- What you should do: Return the material exactly as supplied, apart from the pictures, which are omitted.

Start Excerpted data

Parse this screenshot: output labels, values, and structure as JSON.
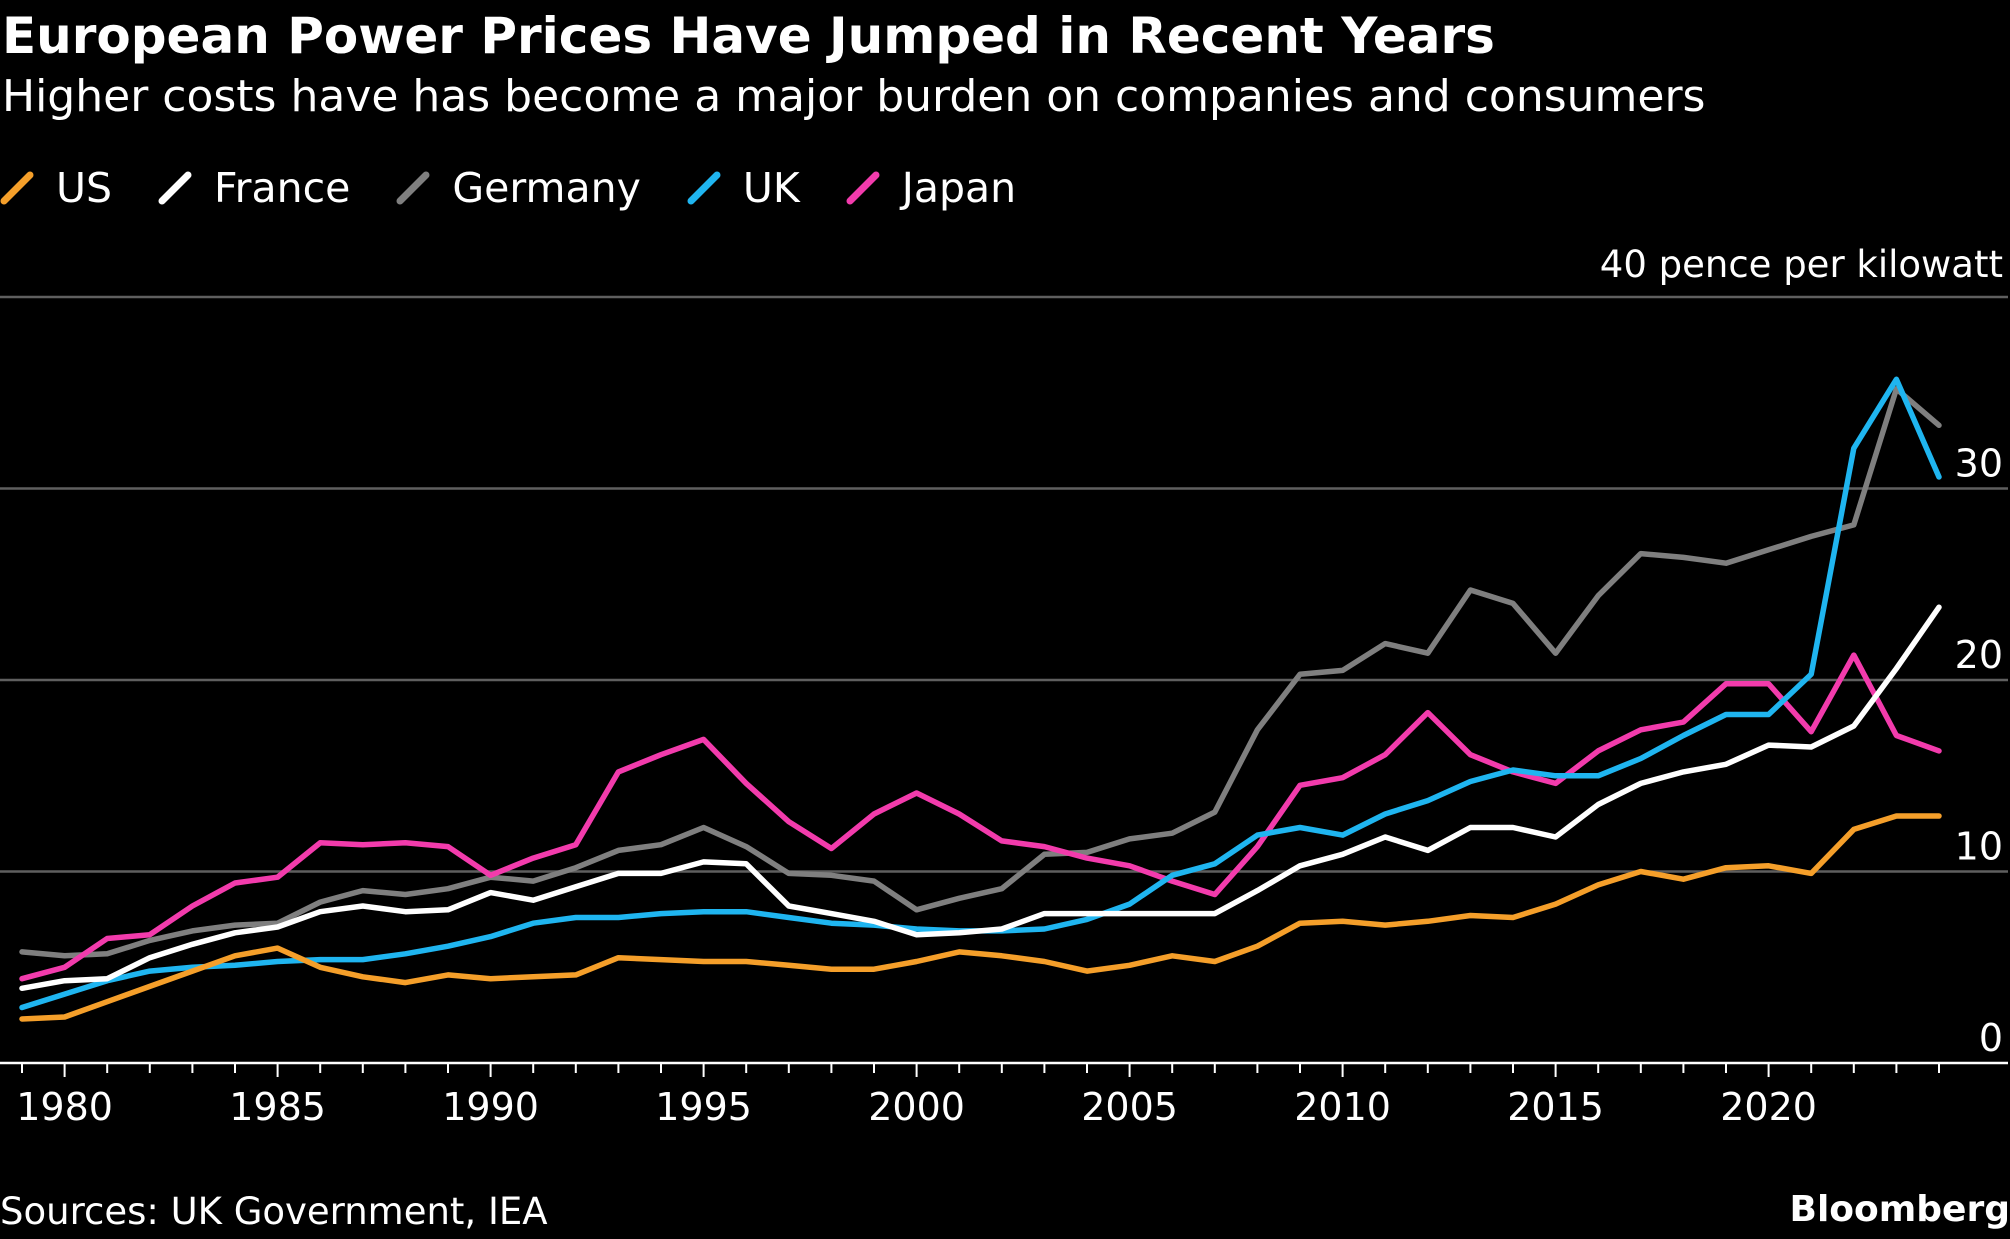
{
  "header": {
    "title": "European Power Prices Have Jumped in Recent Years",
    "subtitle": "Higher costs have has become a major burden on companies and consumers"
  },
  "footer": {
    "source": "Sources: UK Government, IEA",
    "brand": "Bloomberg"
  },
  "chart_data": {
    "type": "line",
    "title": "European Power Prices Have Jumped in Recent Years",
    "subtitle": "Higher costs have has become a major burden on companies and consumers",
    "unit_label": "40 pence per kilowatt",
    "xlabel": "",
    "ylabel": "pence per kilowatt",
    "ylim": [
      0,
      40
    ],
    "xlim": [
      1978.5,
      2025.5
    ],
    "y_ticks": [
      0,
      10,
      20,
      30
    ],
    "y_tick_labels": [
      "0",
      "10",
      "20",
      "30"
    ],
    "x_ticks": [
      1980,
      1985,
      1990,
      1995,
      2000,
      2005,
      2010,
      2015,
      2020
    ],
    "x_tick_labels": [
      "1980",
      "1985",
      "1990",
      "1995",
      "2000",
      "2005",
      "2010",
      "2015",
      "2020"
    ],
    "grid": "horizontal",
    "legend_position": "top-left",
    "x": [
      1979,
      1980,
      1981,
      1982,
      1983,
      1984,
      1985,
      1986,
      1987,
      1988,
      1989,
      1990,
      1991,
      1992,
      1993,
      1994,
      1995,
      1996,
      1997,
      1998,
      1999,
      2000,
      2001,
      2002,
      2003,
      2004,
      2005,
      2006,
      2007,
      2008,
      2009,
      2010,
      2011,
      2012,
      2013,
      2014,
      2015,
      2016,
      2017,
      2018,
      2019,
      2020,
      2021,
      2022,
      2023,
      2024
    ],
    "series": [
      {
        "name": "Germany",
        "color": "#7f7f7f",
        "values": [
          5.8,
          5.6,
          5.7,
          6.4,
          6.9,
          7.2,
          7.3,
          8.4,
          9.0,
          8.8,
          9.1,
          9.7,
          9.5,
          10.2,
          11.1,
          11.4,
          12.3,
          11.3,
          9.9,
          9.8,
          9.5,
          8.0,
          8.6,
          9.1,
          10.9,
          11.0,
          11.7,
          12.0,
          13.1,
          17.4,
          20.3,
          20.5,
          21.9,
          21.4,
          24.7,
          24.0,
          21.4,
          24.4,
          26.6,
          26.4,
          26.1,
          26.8,
          27.5,
          28.1,
          35.2,
          33.3
        ]
      },
      {
        "name": "Japan",
        "color": "#f23bac",
        "values": [
          4.4,
          5.0,
          6.5,
          6.7,
          8.2,
          9.4,
          9.7,
          11.5,
          11.4,
          11.5,
          11.3,
          9.8,
          10.7,
          11.4,
          15.2,
          16.1,
          16.9,
          14.6,
          12.6,
          11.2,
          13.0,
          14.1,
          13.0,
          11.6,
          11.3,
          10.7,
          10.3,
          9.5,
          8.8,
          11.3,
          14.5,
          14.9,
          16.1,
          18.3,
          16.1,
          15.2,
          14.6,
          16.3,
          17.4,
          17.8,
          19.8,
          19.8,
          17.3,
          21.3,
          17.1,
          16.3
        ]
      },
      {
        "name": "UK",
        "color": "#1fb5f0",
        "values": [
          2.9,
          3.6,
          4.3,
          4.8,
          5.0,
          5.1,
          5.3,
          5.4,
          5.4,
          5.7,
          6.1,
          6.6,
          7.3,
          7.6,
          7.6,
          7.8,
          7.9,
          7.9,
          7.6,
          7.3,
          7.2,
          7.0,
          6.9,
          6.9,
          7.0,
          7.5,
          8.3,
          9.8,
          10.4,
          11.9,
          12.3,
          11.9,
          13.0,
          13.7,
          14.7,
          15.3,
          15.0,
          15.0,
          15.9,
          17.1,
          18.2,
          18.2,
          20.3,
          32.1,
          35.7,
          30.6
        ]
      },
      {
        "name": "France",
        "color": "#ffffff",
        "values": [
          3.9,
          4.3,
          4.4,
          5.5,
          6.2,
          6.8,
          7.1,
          7.9,
          8.2,
          7.9,
          8.0,
          8.9,
          8.5,
          9.2,
          9.9,
          9.9,
          10.5,
          10.4,
          8.2,
          7.8,
          7.4,
          6.7,
          6.8,
          7.0,
          7.8,
          7.8,
          7.8,
          7.8,
          7.8,
          9.0,
          10.3,
          10.9,
          11.8,
          11.1,
          12.3,
          12.3,
          11.8,
          13.5,
          14.6,
          15.2,
          15.6,
          16.6,
          16.5,
          17.6,
          20.6,
          23.8
        ]
      },
      {
        "name": "US",
        "color": "#f59f2a",
        "values": [
          2.3,
          2.4,
          3.2,
          4.0,
          4.8,
          5.6,
          6.0,
          5.0,
          4.5,
          4.2,
          4.6,
          4.4,
          4.5,
          4.6,
          5.5,
          5.4,
          5.3,
          5.3,
          5.1,
          4.9,
          4.9,
          5.3,
          5.8,
          5.6,
          5.3,
          4.8,
          5.1,
          5.6,
          5.3,
          6.1,
          7.3,
          7.4,
          7.2,
          7.4,
          7.7,
          7.6,
          8.3,
          9.3,
          10.0,
          9.6,
          10.2,
          10.3,
          9.9,
          12.2,
          12.9,
          12.9
        ]
      }
    ],
    "legend_order": [
      "US",
      "France",
      "Germany",
      "UK",
      "Japan"
    ]
  }
}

End Excerpted data

- Correct response:
Parse this screenshot: output labels, values, and structure as JSON.
{
  "header": {
    "title": "European Power Prices Have Jumped in Recent Years",
    "subtitle": "Higher costs have has become a major burden on companies and consumers"
  },
  "footer": {
    "source": "Sources: UK Government, IEA",
    "brand": "Bloomberg"
  },
  "chart_data": {
    "type": "line",
    "title": "European Power Prices Have Jumped in Recent Years",
    "subtitle": "Higher costs have has become a major burden on companies and consumers",
    "unit_label": "40 pence per kilowatt",
    "xlabel": "",
    "ylabel": "pence per kilowatt",
    "ylim": [
      0,
      40
    ],
    "xlim": [
      1978.5,
      2025.5
    ],
    "y_ticks": [
      0,
      10,
      20,
      30
    ],
    "y_tick_labels": [
      "0",
      "10",
      "20",
      "30"
    ],
    "x_ticks": [
      1980,
      1985,
      1990,
      1995,
      2000,
      2005,
      2010,
      2015,
      2020
    ],
    "x_tick_labels": [
      "1980",
      "1985",
      "1990",
      "1995",
      "2000",
      "2005",
      "2010",
      "2015",
      "2020"
    ],
    "grid": "horizontal",
    "legend_position": "top-left",
    "x": [
      1979,
      1980,
      1981,
      1982,
      1983,
      1984,
      1985,
      1986,
      1987,
      1988,
      1989,
      1990,
      1991,
      1992,
      1993,
      1994,
      1995,
      1996,
      1997,
      1998,
      1999,
      2000,
      2001,
      2002,
      2003,
      2004,
      2005,
      2006,
      2007,
      2008,
      2009,
      2010,
      2011,
      2012,
      2013,
      2014,
      2015,
      2016,
      2017,
      2018,
      2019,
      2020,
      2021,
      2022,
      2023,
      2024
    ],
    "series": [
      {
        "name": "Germany",
        "color": "#7f7f7f",
        "values": [
          5.8,
          5.6,
          5.7,
          6.4,
          6.9,
          7.2,
          7.3,
          8.4,
          9.0,
          8.8,
          9.1,
          9.7,
          9.5,
          10.2,
          11.1,
          11.4,
          12.3,
          11.3,
          9.9,
          9.8,
          9.5,
          8.0,
          8.6,
          9.1,
          10.9,
          11.0,
          11.7,
          12.0,
          13.1,
          17.4,
          20.3,
          20.5,
          21.9,
          21.4,
          24.7,
          24.0,
          21.4,
          24.4,
          26.6,
          26.4,
          26.1,
          26.8,
          27.5,
          28.1,
          35.2,
          33.3
        ]
      },
      {
        "name": "Japan",
        "color": "#f23bac",
        "values": [
          4.4,
          5.0,
          6.5,
          6.7,
          8.2,
          9.4,
          9.7,
          11.5,
          11.4,
          11.5,
          11.3,
          9.8,
          10.7,
          11.4,
          15.2,
          16.1,
          16.9,
          14.6,
          12.6,
          11.2,
          13.0,
          14.1,
          13.0,
          11.6,
          11.3,
          10.7,
          10.3,
          9.5,
          8.8,
          11.3,
          14.5,
          14.9,
          16.1,
          18.3,
          16.1,
          15.2,
          14.6,
          16.3,
          17.4,
          17.8,
          19.8,
          19.8,
          17.3,
          21.3,
          17.1,
          16.3
        ]
      },
      {
        "name": "UK",
        "color": "#1fb5f0",
        "values": [
          2.9,
          3.6,
          4.3,
          4.8,
          5.0,
          5.1,
          5.3,
          5.4,
          5.4,
          5.7,
          6.1,
          6.6,
          7.3,
          7.6,
          7.6,
          7.8,
          7.9,
          7.9,
          7.6,
          7.3,
          7.2,
          7.0,
          6.9,
          6.9,
          7.0,
          7.5,
          8.3,
          9.8,
          10.4,
          11.9,
          12.3,
          11.9,
          13.0,
          13.7,
          14.7,
          15.3,
          15.0,
          15.0,
          15.9,
          17.1,
          18.2,
          18.2,
          20.3,
          32.1,
          35.7,
          30.6
        ]
      },
      {
        "name": "France",
        "color": "#ffffff",
        "values": [
          3.9,
          4.3,
          4.4,
          5.5,
          6.2,
          6.8,
          7.1,
          7.9,
          8.2,
          7.9,
          8.0,
          8.9,
          8.5,
          9.2,
          9.9,
          9.9,
          10.5,
          10.4,
          8.2,
          7.8,
          7.4,
          6.7,
          6.8,
          7.0,
          7.8,
          7.8,
          7.8,
          7.8,
          7.8,
          9.0,
          10.3,
          10.9,
          11.8,
          11.1,
          12.3,
          12.3,
          11.8,
          13.5,
          14.6,
          15.2,
          15.6,
          16.6,
          16.5,
          17.6,
          20.6,
          23.8
        ]
      },
      {
        "name": "US",
        "color": "#f59f2a",
        "values": [
          2.3,
          2.4,
          3.2,
          4.0,
          4.8,
          5.6,
          6.0,
          5.0,
          4.5,
          4.2,
          4.6,
          4.4,
          4.5,
          4.6,
          5.5,
          5.4,
          5.3,
          5.3,
          5.1,
          4.9,
          4.9,
          5.3,
          5.8,
          5.6,
          5.3,
          4.8,
          5.1,
          5.6,
          5.3,
          6.1,
          7.3,
          7.4,
          7.2,
          7.4,
          7.7,
          7.6,
          8.3,
          9.3,
          10.0,
          9.6,
          10.2,
          10.3,
          9.9,
          12.2,
          12.9,
          12.9
        ]
      }
    ],
    "legend_order": [
      "US",
      "France",
      "Germany",
      "UK",
      "Japan"
    ]
  }
}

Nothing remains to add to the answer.